### DESCRIPTION OF THE TASK
Could you write out every entry exactly as it stands?

### RECORD SET
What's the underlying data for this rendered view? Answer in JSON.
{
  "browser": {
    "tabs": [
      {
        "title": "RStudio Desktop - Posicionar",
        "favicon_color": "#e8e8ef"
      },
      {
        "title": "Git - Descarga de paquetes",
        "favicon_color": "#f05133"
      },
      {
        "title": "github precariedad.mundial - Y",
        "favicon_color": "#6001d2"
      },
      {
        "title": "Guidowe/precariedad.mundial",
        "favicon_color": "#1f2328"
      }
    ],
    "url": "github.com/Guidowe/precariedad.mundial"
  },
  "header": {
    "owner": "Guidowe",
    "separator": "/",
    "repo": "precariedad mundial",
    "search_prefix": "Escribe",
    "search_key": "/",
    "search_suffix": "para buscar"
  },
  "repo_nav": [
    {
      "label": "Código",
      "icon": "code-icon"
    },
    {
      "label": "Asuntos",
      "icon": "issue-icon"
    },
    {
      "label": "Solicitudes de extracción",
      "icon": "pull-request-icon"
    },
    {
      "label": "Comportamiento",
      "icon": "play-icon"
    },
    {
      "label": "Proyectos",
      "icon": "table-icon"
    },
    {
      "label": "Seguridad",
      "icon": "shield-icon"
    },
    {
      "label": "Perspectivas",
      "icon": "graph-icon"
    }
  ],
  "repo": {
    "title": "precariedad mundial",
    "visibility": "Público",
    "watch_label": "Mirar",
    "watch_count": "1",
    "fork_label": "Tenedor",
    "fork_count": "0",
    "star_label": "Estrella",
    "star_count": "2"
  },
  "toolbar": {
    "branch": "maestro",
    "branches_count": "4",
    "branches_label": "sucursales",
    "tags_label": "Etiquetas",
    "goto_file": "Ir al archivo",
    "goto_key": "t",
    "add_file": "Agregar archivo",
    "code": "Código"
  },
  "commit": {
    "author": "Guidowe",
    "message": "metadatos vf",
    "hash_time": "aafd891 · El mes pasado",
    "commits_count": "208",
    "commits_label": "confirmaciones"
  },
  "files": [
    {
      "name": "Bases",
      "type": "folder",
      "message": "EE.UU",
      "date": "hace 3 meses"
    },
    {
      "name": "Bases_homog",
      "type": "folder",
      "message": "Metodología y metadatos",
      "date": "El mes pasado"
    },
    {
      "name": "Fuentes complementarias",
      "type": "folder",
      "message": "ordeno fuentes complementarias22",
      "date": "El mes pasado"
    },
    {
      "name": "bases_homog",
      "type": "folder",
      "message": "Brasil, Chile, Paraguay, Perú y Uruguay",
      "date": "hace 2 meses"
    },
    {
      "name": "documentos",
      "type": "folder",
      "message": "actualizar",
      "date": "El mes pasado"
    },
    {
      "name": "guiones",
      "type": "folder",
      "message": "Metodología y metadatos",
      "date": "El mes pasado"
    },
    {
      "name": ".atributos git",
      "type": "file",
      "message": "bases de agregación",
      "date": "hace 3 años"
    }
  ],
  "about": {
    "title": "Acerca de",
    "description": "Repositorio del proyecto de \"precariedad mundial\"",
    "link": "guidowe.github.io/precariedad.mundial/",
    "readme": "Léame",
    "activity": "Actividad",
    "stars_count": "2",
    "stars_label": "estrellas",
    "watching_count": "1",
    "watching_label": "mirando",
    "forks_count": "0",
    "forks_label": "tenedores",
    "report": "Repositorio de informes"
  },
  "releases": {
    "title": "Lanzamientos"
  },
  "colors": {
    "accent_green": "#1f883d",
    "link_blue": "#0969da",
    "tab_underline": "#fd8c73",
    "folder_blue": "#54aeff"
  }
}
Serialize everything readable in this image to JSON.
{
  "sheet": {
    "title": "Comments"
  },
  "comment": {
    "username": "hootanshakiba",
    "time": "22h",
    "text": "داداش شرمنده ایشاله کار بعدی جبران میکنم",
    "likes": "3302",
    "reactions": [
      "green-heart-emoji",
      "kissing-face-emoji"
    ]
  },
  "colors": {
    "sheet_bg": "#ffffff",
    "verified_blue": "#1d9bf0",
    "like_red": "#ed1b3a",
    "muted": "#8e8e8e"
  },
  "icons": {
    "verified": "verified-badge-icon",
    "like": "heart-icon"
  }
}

### FINISHED TASK
What's the underlying data for this rendered view? Answer in JSON.
{
  "browser": {
    "tabs": [
      {
        "title": "RStudio Desktop - Posicionar",
        "favicon_color": "#e8e8ef"
      },
      {
        "title": "Git - Descarga de paquetes",
        "favicon_color": "#f05133"
      },
      {
        "title": "github precariedad.mundial - Y",
        "favicon_color": "#6001d2"
      },
      {
        "title": "Guidowe/precariedad.mundial",
        "favicon_color": "#1f2328"
      }
    ],
    "url": "github.com/Guidowe/precariedad.mundial"
  },
  "header": {
    "owner": "Guidowe",
    "separator": "/",
    "repo": "precariedad mundial",
    "search_prefix": "Escribe",
    "search_key": "/",
    "search_suffix": "para buscar"
  },
  "repo_nav": [
    {
      "label": "Código",
      "icon": "code-icon"
    },
    {
      "label": "Asuntos",
      "icon": "issue-icon"
    },
    {
      "label": "Solicitudes de extracción",
      "icon": "pull-request-icon"
    },
    {
      "label": "Comportamiento",
      "icon": "play-icon"
    },
    {
      "label": "Proyectos",
      "icon": "table-icon"
    },
    {
      "label": "Seguridad",
      "icon": "shield-icon"
    },
    {
      "label": "Perspectivas",
      "icon": "graph-icon"
    }
  ],
  "repo": {
    "title": "precariedad mundial",
    "visibility": "Público",
    "watch_label": "Mirar",
    "watch_count": "1",
    "fork_label": "Tenedor",
    "fork_count": "0",
    "star_label": "Estrella",
    "star_count": "2"
  },
  "toolbar": {
    "branch": "maestro",
    "branches_count": "4",
    "branches_label": "sucursales",
    "tags_label": "Etiquetas",
    "goto_file": "Ir al archivo",
    "goto_key": "t",
    "add_file": "Agregar archivo",
    "code": "Código"
  },
  "commit": {
    "author": "Guidowe",
    "message": "metadatos vf",
    "hash_time": "aafd891 · El mes pasado",
    "commits_count": "208",
    "commits_label": "confirmaciones"
  },
  "files": [
    {
      "name": "Bases",
      "type": "folder",
      "message": "EE.UU",
      "date": "hace 3 meses"
    },
    {
      "name": "Bases_homog",
      "type": "folder",
      "message": "Metodología y metadatos",
      "date": "El mes pasado"
    },
    {
      "name": "Fuentes complementarias",
      "type": "folder",
      "message": "ordeno fuentes complementarias22",
      "date": "El mes pasado"
    },
    {
      "name": "bases_homog",
      "type": "folder",
      "message": "Brasil, Chile, Paraguay, Perú y Uruguay",
      "date": "hace 2 meses"
    },
    {
      "name": "documentos",
      "type": "folder",
      "message": "actualizar",
      "date": "El mes pasado"
    },
    {
      "name": "guiones",
      "type": "folder",
      "message": "Metodología y metadatos",
      "date": "El mes pasado"
    },
    {
      "name": ".atributos git",
      "type": "file",
      "message": "bases de agregación",
      "date": "hace 3 años"
    }
  ],
  "about": {
    "title": "Acerca de",
    "description": "Repositorio del proyecto de \"precariedad mundial\"",
    "link": "guidowe.github.io/precariedad.mundial/",
    "readme": "Léame",
    "activity": "Actividad",
    "stars_count": "2",
    "stars_label": "estrellas",
    "watching_count": "1",
    "watching_label": "mirando",
    "forks_count": "0",
    "forks_label": "tenedores",
    "report": "Repositorio de informes"
  },
  "releases": {
    "title": "Lanzamientos"
  },
  "colors": {
    "accent_green": "#1f883d",
    "link_blue": "#0969da",
    "tab_underline": "#fd8c73",
    "folder_blue": "#54aeff"
  }
}
Serialize everything readable in this image to JSON.
{
  "sheet": {
    "title": "Comments"
  },
  "comment": {
    "username": "hootanshakiba",
    "time": "22h",
    "text": "داداش شرمنده ایشاله کار بعدی جبران میکنم",
    "likes": "3302",
    "reactions": [
      "green-heart-emoji",
      "kissing-face-emoji"
    ]
  },
  "colors": {
    "sheet_bg": "#ffffff",
    "verified_blue": "#1d9bf0",
    "like_red": "#ed1b3a",
    "muted": "#8e8e8e"
  },
  "icons": {
    "verified": "verified-badge-icon",
    "like": "heart-icon"
  }
}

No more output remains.